» PROBLEM REQUIREMENTS:
Copy, from the entries below, each line where the word "peristiwa" can be found.

* BEGIN INPUT ROWS *

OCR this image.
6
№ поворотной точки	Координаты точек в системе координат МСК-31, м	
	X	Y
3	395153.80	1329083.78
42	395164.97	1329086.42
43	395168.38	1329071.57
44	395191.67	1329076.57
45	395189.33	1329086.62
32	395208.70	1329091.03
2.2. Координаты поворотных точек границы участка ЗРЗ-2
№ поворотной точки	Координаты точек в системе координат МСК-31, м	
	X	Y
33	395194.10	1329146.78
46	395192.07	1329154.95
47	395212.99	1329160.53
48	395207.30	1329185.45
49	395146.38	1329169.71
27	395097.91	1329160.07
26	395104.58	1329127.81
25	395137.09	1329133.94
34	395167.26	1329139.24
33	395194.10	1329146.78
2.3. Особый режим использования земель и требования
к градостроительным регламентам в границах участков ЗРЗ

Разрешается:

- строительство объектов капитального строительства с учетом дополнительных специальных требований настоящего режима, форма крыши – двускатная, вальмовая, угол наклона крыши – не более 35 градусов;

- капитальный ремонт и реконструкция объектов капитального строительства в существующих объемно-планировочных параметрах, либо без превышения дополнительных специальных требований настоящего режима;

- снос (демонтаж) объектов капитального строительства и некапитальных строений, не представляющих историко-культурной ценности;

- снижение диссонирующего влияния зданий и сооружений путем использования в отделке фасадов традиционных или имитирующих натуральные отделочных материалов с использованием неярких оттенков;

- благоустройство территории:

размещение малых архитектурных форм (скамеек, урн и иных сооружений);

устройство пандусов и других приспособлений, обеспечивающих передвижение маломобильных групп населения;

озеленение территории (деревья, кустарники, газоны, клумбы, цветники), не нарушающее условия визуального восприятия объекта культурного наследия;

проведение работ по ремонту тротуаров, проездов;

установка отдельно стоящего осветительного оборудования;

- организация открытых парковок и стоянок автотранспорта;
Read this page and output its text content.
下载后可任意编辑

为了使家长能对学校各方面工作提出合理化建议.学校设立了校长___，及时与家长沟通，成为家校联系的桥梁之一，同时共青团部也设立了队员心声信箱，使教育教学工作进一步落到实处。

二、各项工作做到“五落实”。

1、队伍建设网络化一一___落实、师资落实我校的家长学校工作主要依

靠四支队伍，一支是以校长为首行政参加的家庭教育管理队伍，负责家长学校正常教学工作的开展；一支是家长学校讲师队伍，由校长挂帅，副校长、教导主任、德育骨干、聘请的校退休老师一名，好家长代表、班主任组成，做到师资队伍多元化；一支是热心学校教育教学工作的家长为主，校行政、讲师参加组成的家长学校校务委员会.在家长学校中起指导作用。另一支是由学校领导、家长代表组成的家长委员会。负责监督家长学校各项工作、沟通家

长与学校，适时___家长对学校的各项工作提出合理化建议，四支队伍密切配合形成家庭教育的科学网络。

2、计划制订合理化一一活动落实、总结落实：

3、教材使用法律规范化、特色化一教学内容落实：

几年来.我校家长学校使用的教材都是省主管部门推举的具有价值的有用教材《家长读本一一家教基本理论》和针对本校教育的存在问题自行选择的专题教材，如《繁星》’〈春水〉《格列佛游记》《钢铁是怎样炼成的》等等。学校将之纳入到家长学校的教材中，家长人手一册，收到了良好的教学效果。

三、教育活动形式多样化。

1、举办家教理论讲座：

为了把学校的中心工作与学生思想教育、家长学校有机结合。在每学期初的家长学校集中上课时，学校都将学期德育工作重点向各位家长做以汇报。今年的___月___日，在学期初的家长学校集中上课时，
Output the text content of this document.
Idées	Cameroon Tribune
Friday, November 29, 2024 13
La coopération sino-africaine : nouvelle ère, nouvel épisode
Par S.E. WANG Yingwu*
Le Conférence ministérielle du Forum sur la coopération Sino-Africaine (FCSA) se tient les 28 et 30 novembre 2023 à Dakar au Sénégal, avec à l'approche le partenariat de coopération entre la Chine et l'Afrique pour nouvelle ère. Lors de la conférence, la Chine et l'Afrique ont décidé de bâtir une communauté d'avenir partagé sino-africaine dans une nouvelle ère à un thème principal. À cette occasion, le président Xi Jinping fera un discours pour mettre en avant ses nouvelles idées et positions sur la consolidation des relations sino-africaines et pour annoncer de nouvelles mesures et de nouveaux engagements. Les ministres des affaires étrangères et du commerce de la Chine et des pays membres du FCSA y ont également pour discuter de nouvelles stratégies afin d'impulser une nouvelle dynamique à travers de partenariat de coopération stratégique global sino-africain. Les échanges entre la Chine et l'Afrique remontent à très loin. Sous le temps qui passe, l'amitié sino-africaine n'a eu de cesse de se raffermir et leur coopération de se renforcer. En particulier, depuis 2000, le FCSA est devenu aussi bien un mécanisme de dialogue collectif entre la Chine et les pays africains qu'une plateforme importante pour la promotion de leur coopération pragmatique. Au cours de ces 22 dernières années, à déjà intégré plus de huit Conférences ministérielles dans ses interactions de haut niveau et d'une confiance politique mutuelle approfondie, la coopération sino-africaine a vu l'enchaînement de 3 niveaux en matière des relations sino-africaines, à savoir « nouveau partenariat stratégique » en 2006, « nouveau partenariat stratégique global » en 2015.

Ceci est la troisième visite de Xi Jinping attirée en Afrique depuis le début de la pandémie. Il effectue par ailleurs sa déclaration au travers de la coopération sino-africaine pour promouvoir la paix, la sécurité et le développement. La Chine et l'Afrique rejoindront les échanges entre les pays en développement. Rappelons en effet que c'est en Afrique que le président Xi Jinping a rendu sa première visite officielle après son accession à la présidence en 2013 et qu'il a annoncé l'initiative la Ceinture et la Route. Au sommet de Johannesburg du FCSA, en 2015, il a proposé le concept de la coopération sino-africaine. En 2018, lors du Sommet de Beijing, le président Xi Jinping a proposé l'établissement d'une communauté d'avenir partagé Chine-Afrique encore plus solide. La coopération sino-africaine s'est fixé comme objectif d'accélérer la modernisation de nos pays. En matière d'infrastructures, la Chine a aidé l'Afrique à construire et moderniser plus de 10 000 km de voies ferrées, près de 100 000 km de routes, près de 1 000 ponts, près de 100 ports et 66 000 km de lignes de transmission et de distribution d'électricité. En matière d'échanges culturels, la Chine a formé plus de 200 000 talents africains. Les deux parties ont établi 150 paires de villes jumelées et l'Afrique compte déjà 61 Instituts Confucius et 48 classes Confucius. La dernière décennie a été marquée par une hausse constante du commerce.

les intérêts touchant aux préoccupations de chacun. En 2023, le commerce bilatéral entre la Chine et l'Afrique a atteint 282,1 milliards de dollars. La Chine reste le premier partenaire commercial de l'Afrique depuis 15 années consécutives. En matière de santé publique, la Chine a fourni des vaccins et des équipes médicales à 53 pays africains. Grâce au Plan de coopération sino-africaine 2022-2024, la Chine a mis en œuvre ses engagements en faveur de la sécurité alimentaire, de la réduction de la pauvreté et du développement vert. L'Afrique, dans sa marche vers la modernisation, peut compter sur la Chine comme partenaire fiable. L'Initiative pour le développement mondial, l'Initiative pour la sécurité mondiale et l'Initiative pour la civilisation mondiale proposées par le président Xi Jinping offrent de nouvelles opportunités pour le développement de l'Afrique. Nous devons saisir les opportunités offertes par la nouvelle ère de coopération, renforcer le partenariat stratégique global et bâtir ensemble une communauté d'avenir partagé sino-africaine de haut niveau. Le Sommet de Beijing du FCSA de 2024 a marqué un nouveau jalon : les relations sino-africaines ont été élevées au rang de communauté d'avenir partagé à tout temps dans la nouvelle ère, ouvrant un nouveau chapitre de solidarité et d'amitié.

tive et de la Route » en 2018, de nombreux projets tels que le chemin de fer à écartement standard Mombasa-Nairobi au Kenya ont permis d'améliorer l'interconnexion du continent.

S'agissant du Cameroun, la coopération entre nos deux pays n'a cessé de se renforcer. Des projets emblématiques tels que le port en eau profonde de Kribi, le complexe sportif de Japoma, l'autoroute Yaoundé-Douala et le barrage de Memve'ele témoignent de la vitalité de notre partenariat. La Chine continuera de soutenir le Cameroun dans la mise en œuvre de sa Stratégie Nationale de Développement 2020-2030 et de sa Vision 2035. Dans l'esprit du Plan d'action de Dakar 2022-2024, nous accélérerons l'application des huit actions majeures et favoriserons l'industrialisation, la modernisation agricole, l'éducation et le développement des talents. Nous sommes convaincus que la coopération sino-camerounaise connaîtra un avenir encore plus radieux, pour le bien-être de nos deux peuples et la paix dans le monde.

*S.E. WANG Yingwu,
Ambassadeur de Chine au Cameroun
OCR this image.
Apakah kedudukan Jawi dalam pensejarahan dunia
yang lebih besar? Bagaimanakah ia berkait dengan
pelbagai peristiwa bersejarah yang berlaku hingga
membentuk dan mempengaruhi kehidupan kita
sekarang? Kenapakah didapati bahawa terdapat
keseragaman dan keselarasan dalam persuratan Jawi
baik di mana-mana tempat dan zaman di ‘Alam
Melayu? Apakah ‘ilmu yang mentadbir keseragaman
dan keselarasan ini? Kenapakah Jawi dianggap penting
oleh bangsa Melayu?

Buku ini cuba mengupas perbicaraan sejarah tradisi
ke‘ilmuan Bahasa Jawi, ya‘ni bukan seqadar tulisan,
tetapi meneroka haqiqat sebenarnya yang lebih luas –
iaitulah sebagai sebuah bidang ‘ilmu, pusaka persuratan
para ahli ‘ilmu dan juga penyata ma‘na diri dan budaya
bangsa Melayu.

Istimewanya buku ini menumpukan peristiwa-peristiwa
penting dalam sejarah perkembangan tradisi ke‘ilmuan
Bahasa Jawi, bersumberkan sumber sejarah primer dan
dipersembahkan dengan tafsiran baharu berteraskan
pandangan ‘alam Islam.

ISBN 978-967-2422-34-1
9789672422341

* END INPUT ROWS *

» OUTPUT BELOW:
pelbagai peristiwa bersejarah yang berlaku hingga
Istimewanya buku ini menumpukan peristiwa-peristiwa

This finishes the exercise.